Data entries:
•••

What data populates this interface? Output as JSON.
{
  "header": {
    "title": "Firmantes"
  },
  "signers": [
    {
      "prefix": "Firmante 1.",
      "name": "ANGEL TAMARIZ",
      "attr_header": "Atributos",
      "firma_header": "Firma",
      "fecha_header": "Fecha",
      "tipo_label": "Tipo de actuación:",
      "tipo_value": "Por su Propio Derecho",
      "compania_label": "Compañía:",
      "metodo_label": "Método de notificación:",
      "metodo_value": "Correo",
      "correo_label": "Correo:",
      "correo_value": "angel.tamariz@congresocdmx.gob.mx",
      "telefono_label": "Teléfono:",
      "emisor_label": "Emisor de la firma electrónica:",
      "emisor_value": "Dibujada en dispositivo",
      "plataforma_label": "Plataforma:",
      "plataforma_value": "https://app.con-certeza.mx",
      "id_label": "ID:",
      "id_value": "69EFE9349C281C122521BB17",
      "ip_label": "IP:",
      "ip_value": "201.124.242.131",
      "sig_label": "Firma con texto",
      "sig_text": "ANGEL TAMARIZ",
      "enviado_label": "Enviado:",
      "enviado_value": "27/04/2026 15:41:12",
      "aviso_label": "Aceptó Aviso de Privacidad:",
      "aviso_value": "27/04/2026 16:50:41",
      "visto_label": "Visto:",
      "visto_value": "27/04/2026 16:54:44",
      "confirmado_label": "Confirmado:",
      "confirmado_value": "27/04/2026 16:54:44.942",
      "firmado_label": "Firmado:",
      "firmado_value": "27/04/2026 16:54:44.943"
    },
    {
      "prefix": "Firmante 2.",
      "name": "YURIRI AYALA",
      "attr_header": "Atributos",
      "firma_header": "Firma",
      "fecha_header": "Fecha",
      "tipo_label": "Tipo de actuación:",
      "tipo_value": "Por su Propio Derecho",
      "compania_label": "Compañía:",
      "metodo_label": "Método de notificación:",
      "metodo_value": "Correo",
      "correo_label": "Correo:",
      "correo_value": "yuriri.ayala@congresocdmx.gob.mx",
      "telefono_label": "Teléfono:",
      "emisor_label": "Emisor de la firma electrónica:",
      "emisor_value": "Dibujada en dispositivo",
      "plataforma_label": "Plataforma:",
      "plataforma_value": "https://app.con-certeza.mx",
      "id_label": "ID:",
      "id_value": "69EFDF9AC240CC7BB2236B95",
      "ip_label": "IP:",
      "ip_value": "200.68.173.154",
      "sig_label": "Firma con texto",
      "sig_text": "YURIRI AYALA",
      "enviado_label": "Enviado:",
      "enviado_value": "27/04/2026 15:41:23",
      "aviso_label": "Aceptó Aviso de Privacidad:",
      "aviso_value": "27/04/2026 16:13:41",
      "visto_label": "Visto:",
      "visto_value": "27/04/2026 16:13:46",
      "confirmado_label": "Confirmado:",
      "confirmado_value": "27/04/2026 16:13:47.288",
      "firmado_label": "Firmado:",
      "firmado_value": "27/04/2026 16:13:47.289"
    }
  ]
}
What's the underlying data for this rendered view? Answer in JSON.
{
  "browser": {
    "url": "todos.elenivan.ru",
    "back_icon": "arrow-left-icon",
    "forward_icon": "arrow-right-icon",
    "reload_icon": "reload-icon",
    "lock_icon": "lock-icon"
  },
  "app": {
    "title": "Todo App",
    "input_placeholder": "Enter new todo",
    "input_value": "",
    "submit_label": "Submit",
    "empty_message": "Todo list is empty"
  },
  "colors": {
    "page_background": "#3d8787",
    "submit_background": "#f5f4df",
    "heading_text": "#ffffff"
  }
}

•••

▸ PROBLEM REQUIREMENTS: Please repeat all the records above exactly as they appear.

▸ EXERCISE RESPONSE:
What data populates this interface? Output as JSON.
{
  "header": {
    "title": "Firmantes"
  },
  "signers": [
    {
      "prefix": "Firmante 1.",
      "name": "ANGEL TAMARIZ",
      "attr_header": "Atributos",
      "firma_header": "Firma",
      "fecha_header": "Fecha",
      "tipo_label": "Tipo de actuación:",
      "tipo_value": "Por su Propio Derecho",
      "compania_label": "Compañía:",
      "metodo_label": "Método de notificación:",
      "metodo_value": "Correo",
      "correo_label": "Correo:",
      "correo_value": "angel.tamariz@congresocdmx.gob.mx",
      "telefono_label": "Teléfono:",
      "emisor_label": "Emisor de la firma electrónica:",
      "emisor_value": "Dibujada en dispositivo",
      "plataforma_label": "Plataforma:",
      "plataforma_value": "https://app.con-certeza.mx",
      "id_label": "ID:",
      "id_value": "69EFE9349C281C122521BB17",
      "ip_label": "IP:",
      "ip_value": "201.124.242.131",
      "sig_label": "Firma con texto",
      "sig_text": "ANGEL TAMARIZ",
      "enviado_label": "Enviado:",
      "enviado_value": "27/04/2026 15:41:12",
      "aviso_label": "Aceptó Aviso de Privacidad:",
      "aviso_value": "27/04/2026 16:50:41",
      "visto_label": "Visto:",
      "visto_value": "27/04/2026 16:54:44",
      "confirmado_label": "Confirmado:",
      "confirmado_value": "27/04/2026 16:54:44.942",
      "firmado_label": "Firmado:",
      "firmado_value": "27/04/2026 16:54:44.943"
    },
    {
      "prefix": "Firmante 2.",
      "name": "YURIRI AYALA",
      "attr_header": "Atributos",
      "firma_header": "Firma",
      "fecha_header": "Fecha",
      "tipo_label": "Tipo de actuación:",
      "tipo_value": "Por su Propio Derecho",
      "compania_label": "Compañía:",
      "metodo_label": "Método de notificación:",
      "metodo_value": "Correo",
      "correo_label": "Correo:",
      "correo_value": "yuriri.ayala@congresocdmx.gob.mx",
      "telefono_label": "Teléfono:",
      "emisor_label": "Emisor de la firma electrónica:",
      "emisor_value": "Dibujada en dispositivo",
      "plataforma_label": "Plataforma:",
      "plataforma_value": "https://app.con-certeza.mx",
      "id_label": "ID:",
      "id_value": "69EFDF9AC240CC7BB2236B95",
      "ip_label": "IP:",
      "ip_value": "200.68.173.154",
      "sig_label": "Firma con texto",
      "sig_text": "YURIRI AYALA",
      "enviado_label": "Enviado:",
      "enviado_value": "27/04/2026 15:41:23",
      "aviso_label": "Aceptó Aviso de Privacidad:",
      "aviso_value": "27/04/2026 16:13:41",
      "visto_label": "Visto:",
      "visto_value": "27/04/2026 16:13:46",
      "confirmado_label": "Confirmado:",
      "confirmado_value": "27/04/2026 16:13:47.288",
      "firmado_label": "Firmado:",
      "firmado_value": "27/04/2026 16:13:47.289"
    }
  ]
}
What's the underlying data for this rendered view? Answer in JSON.
{
  "browser": {
    "url": "todos.elenivan.ru",
    "back_icon": "arrow-left-icon",
    "forward_icon": "arrow-right-icon",
    "reload_icon": "reload-icon",
    "lock_icon": "lock-icon"
  },
  "app": {
    "title": "Todo App",
    "input_placeholder": "Enter new todo",
    "input_value": "",
    "submit_label": "Submit",
    "empty_message": "Todo list is empty"
  },
  "colors": {
    "page_background": "#3d8787",
    "submit_background": "#f5f4df",
    "heading_text": "#ffffff"
  }
}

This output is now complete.